§ Given exercise
Count, in the entries below, the lines in which "document" occurs. Give the number, nothing more.

§ Records for the exercise
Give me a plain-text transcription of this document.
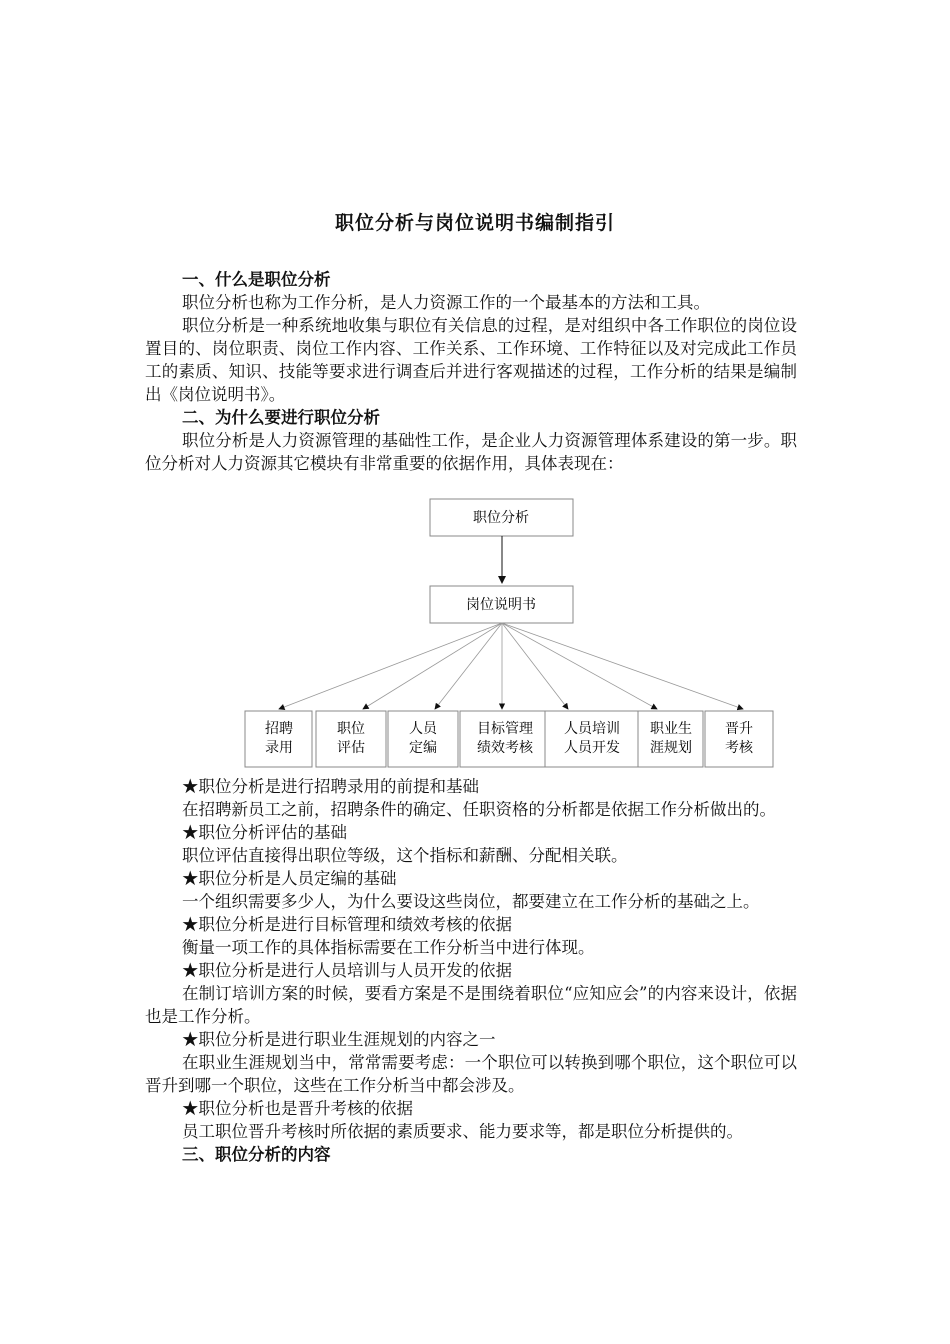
职位分析与岗位说明书编制指引

一、什么是职位分析

职位分析也称为工作分析，是人力资源工作的一个最基本的方法和工具。

职位分析是一种系统地收集与职位有关信息的过程，是对组织中各工作职位的岗位设置目的、岗位职责、岗位工作内容、工作关系、工作环境、工作特征以及对完成此工作员工的素质、知识、技能等要求进行调查后并进行客观描述的过程，工作分析的结果是编制出《岗位说明书》。

二、为什么要进行职位分析

职位分析是人力资源管理的基础性工作，是企业人力资源管理体系建设的第一步。职位分析对人力资源其它模块有非常重要的依据作用，具体表现在：

职位分析
岗位说明书
招聘
录用
职位
评估
人员
定编
目标管理
绩效考核
人员培训
人员开发
职业生
涯规划
晋升
考核

★职位分析是进行招聘录用的前提和基础

在招聘新员工之前，招聘条件的确定、任职资格的分析都是依据工作分析做出的。

★职位分析评估的基础

职位评估直接得出职位等级，这个指标和薪酬、分配相关联。

★职位分析是人员定编的基础

一个组织需要多少人，为什么要设这些岗位，都要建立在工作分析的基础之上。

★职位分析是进行目标管理和绩效考核的依据

衡量一项工作的具体指标需要在工作分析当中进行体现。

★职位分析是进行人员培训与人员开发的依据

在制订培训方案的时候，要看方案是不是围绕着职位“应知应会”的内容来设计，依据也是工作分析。

★职位分析是进行职业生涯规划的内容之一

在职业生涯规划当中，常常需要考虑：一个职位可以转换到哪个职位，这个职位可以晋升到哪一个职位，这些在工作分析当中都会涉及。

★职位分析也是晋升考核的依据

员工职位晋升考核时所依据的素质要求、能力要求等，都是职位分析提供的。

三、职位分析的内容
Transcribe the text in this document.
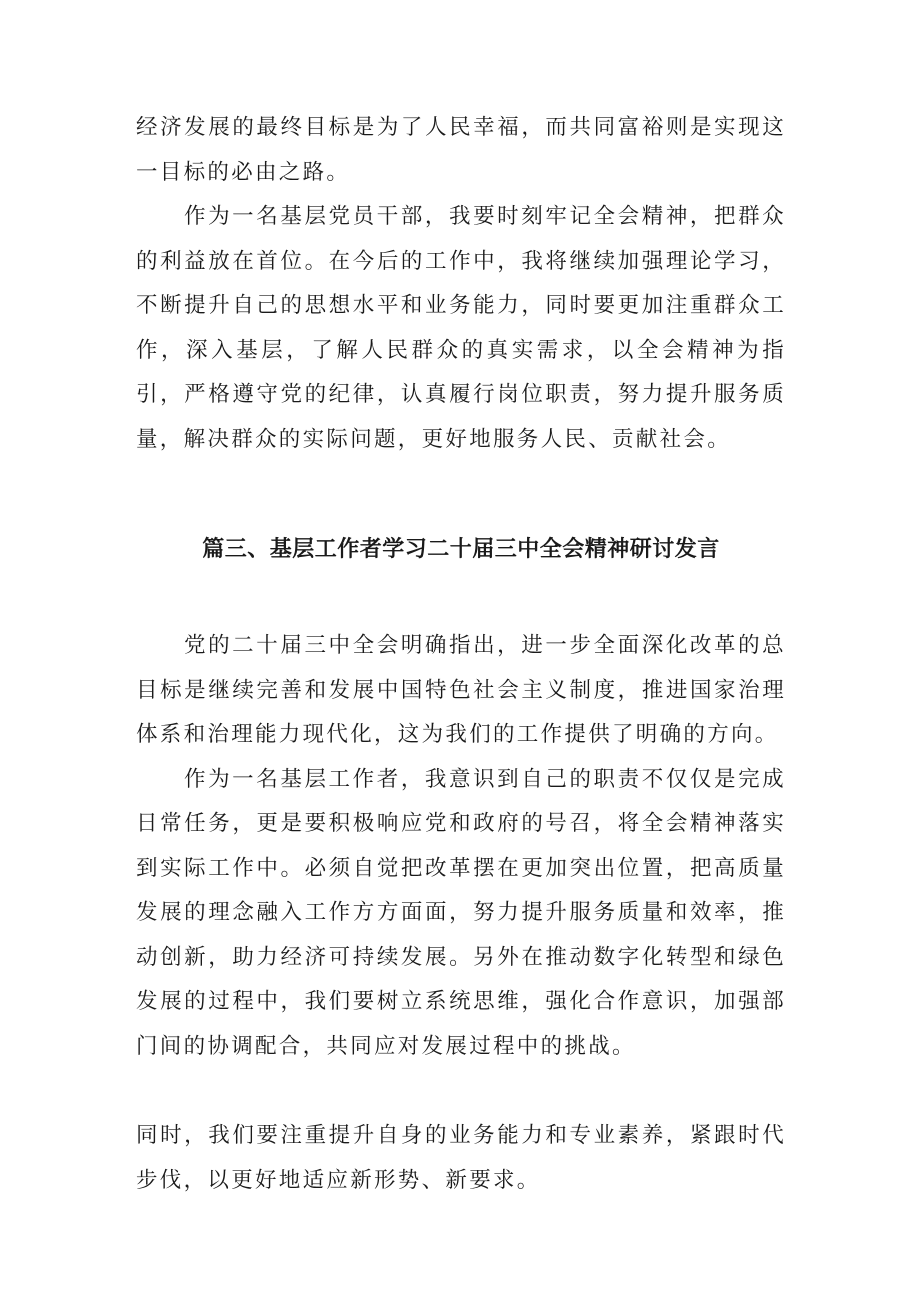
经济发展的最终目标是为了人民幸福，而共同富裕则是实现这一目标的必由之路。

作为一名基层党员干部，我要时刻牢记全会精神，把群众的利益放在首位。在今后的工作中，我将继续加强理论学习，不断提升自己的思想水平和业务能力，同时要更加注重群众工作，深入基层，了解人民群众的真实需求，以全会精神为指引，严格遵守党的纪律，认真履行岗位职责，努力提升服务质量，解决群众的实际问题，更好地服务人民、贡献社会。

篇三、基层工作者学习二十届三中全会精神研讨发言

党的二十届三中全会明确指出，进一步全面深化改革的总目标是继续完善和发展中国特色社会主义制度，推进国家治理体系和治理能力现代化，这为我们的工作提供了明确的方向。

作为一名基层工作者，我意识到自己的职责不仅仅是完成日常任务，更是要积极响应党和政府的号召，将全会精神落实到实际工作中。必须自觉把改革摆在更加突出位置，把高质量发展的理念融入工作方方面面，努力提升服务质量和效率，推动创新，助力经济可持续发展。另外在推动数字化转型和绿色发展的过程中，我们要树立系统思维，强化合作意识，加强部门间的协调配合，共同应对发展过程中的挑战。

同时，我们要注重提升自身的业务能力和专业素养，紧跟时代步伐，以更好地适应新形势、新要求。
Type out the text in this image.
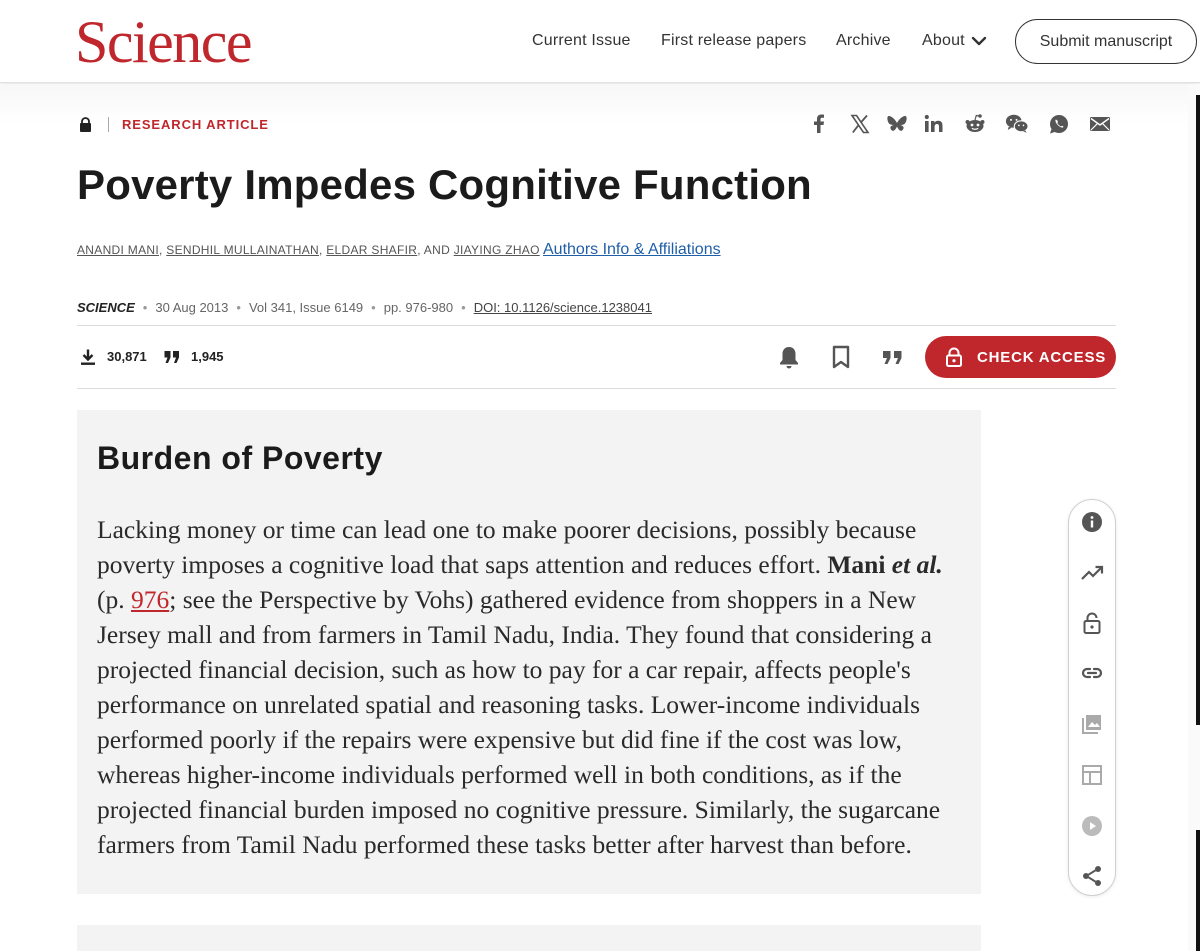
Science	Current Issue First release papers Archive About	Submit manuscript
RESEARCH ARTICLE
Poverty Impedes Cognitive Function
ANANDI MANI, SENDHIL MULLAINATHAN, ELDAR SHAFIR, AND JIAYING ZHAO Authors Info & Affiliations
SCIENCE • 30 Aug 2013 • Vol 341, Issue 6149 • pp. 976-980 • DOI: 10.1126/science.1238041
30,871	1,945	CHECK ACCESS
Burden of Poverty

Lacking money or time can lead one to make poorer decisions, possibly because poverty imposes a cognitive load that saps attention and reduces effort. Mani et al. (p. 976; see the Perspective by Vohs) gathered evidence from shoppers in a New Jersey mall and from farmers in Tamil Nadu, India. They found that considering a projected financial decision, such as how to pay for a car repair, affects people's performance on unrelated spatial and reasoning tasks. Lower-income individuals performed poorly if the repairs were expensive but did fine if the cost was low, whereas higher-income individuals performed well in both conditions, as if the projected financial burden imposed no cognitive pressure. Similarly, the sugarcane farmers from Tamil Nadu performed these tasks better after harvest than before.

§ Problem solution
2